╔══

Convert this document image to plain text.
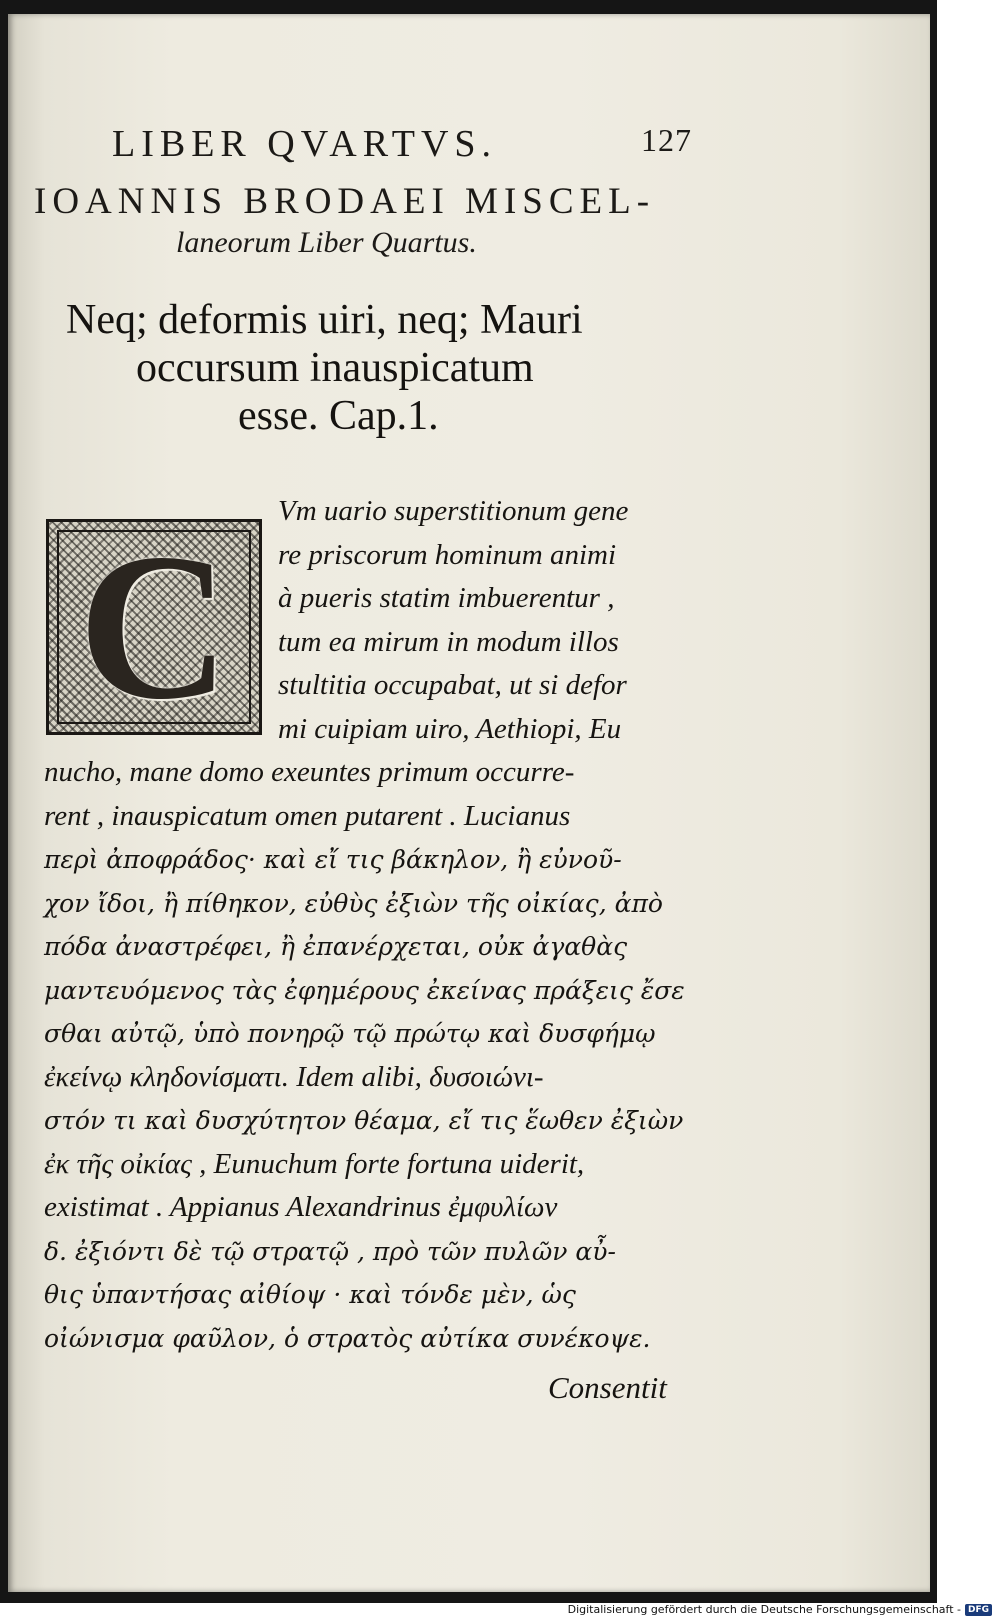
LIBER QVARTVS.	127
IOANNIS BRODAEI MISCEL-
laneorum Liber Quartus.
Neq; deformis uiri, neq; Mauri
occursum inauspicatum
esse. Cap.1.
C Vm uario superstitionum gene
re priscorum hominum animi
à pueris statim imbuerentur ,
tum ea mirum in modum illos
stultitia occupabat, ut si defor
mi cuipiam uiro, Aethiopi, Eu
nucho, mane domo exeuntes primum occurre-
rent , inauspicatum omen putarent . Lucianus
περὶ ἀποφράδος· καὶ εἴ τις βάκηλον, ἢ εὐνοῦ-
χον ἴδοι, ἢ πίθηκον, εὐθὺς ἐξιὼν τῆς οἰκίας, ἀπὸ
πόδα ἀναστρέφει, ἢ ἐπανέρχεται, οὐκ ἀγαθὰς
μαντευόμενος τὰς ἐφημέρους ἐκείνας πράξεις ἔσε
σθαι αὐτῷ, ὑπὸ πονηρῷ τῷ πρώτῳ καὶ δυσφήμῳ
ἐκείνῳ κληδονίσματι. Idem alibi, δυσοιώνι-
στόν τι καὶ δυσχύτητον θέαμα, εἴ τις ἕωθεν ἐξιὼν
ἐκ τῆς οἰκίας , Eunuchum forte fortuna uiderit,
existimat . Appianus Alexandrinus ἐμφυλίων
δ. ἐξιόντι δὲ τῷ στρατῷ , πρὸ τῶν πυλῶν αὖ-
θις ὑπαντήσας αἰθίοψ · καὶ τόνδε μὲν, ὡς
οἰώνισμα φαῦλον, ὁ στρατὸς αὐτίκα συνέκοψε.
Consentit
Digitalisierung gefördert durch die Deutsche Forschungsgemeinschaft - DFG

╚══

Every line above should be returned word for word, with the pictures left behind.

Convert this document image to plain text.
LIBER QVARTVS.	127
IOANNIS BRODAEI MISCEL-
laneorum Liber Quartus.
Neq; deformis uiri, neq; Mauri
occursum inauspicatum
esse. Cap.1.
C Vm uario superstitionum gene
re priscorum hominum animi
à pueris statim imbuerentur ,
tum ea mirum in modum illos
stultitia occupabat, ut si defor
mi cuipiam uiro, Aethiopi, Eu
nucho, mane domo exeuntes primum occurre-
rent , inauspicatum omen putarent . Lucianus
περὶ ἀποφράδος· καὶ εἴ τις βάκηλον, ἢ εὐνοῦ-
χον ἴδοι, ἢ πίθηκον, εὐθὺς ἐξιὼν τῆς οἰκίας, ἀπὸ
πόδα ἀναστρέφει, ἢ ἐπανέρχεται, οὐκ ἀγαθὰς
μαντευόμενος τὰς ἐφημέρους ἐκείνας πράξεις ἔσε
σθαι αὐτῷ, ὑπὸ πονηρῷ τῷ πρώτῳ καὶ δυσφήμῳ
ἐκείνῳ κληδονίσματι. Idem alibi, δυσοιώνι-
στόν τι καὶ δυσχύτητον θέαμα, εἴ τις ἕωθεν ἐξιὼν
ἐκ τῆς οἰκίας , Eunuchum forte fortuna uiderit,
existimat . Appianus Alexandrinus ἐμφυλίων
δ. ἐξιόντι δὲ τῷ στρατῷ , πρὸ τῶν πυλῶν αὖ-
θις ὑπαντήσας αἰθίοψ · καὶ τόνδε μὲν, ὡς
οἰώνισμα φαῦλον, ὁ στρατὸς αὐτίκα συνέκοψε.
Consentit
Digitalisierung gefördert durch die Deutsche Forschungsgemeinschaft - DFG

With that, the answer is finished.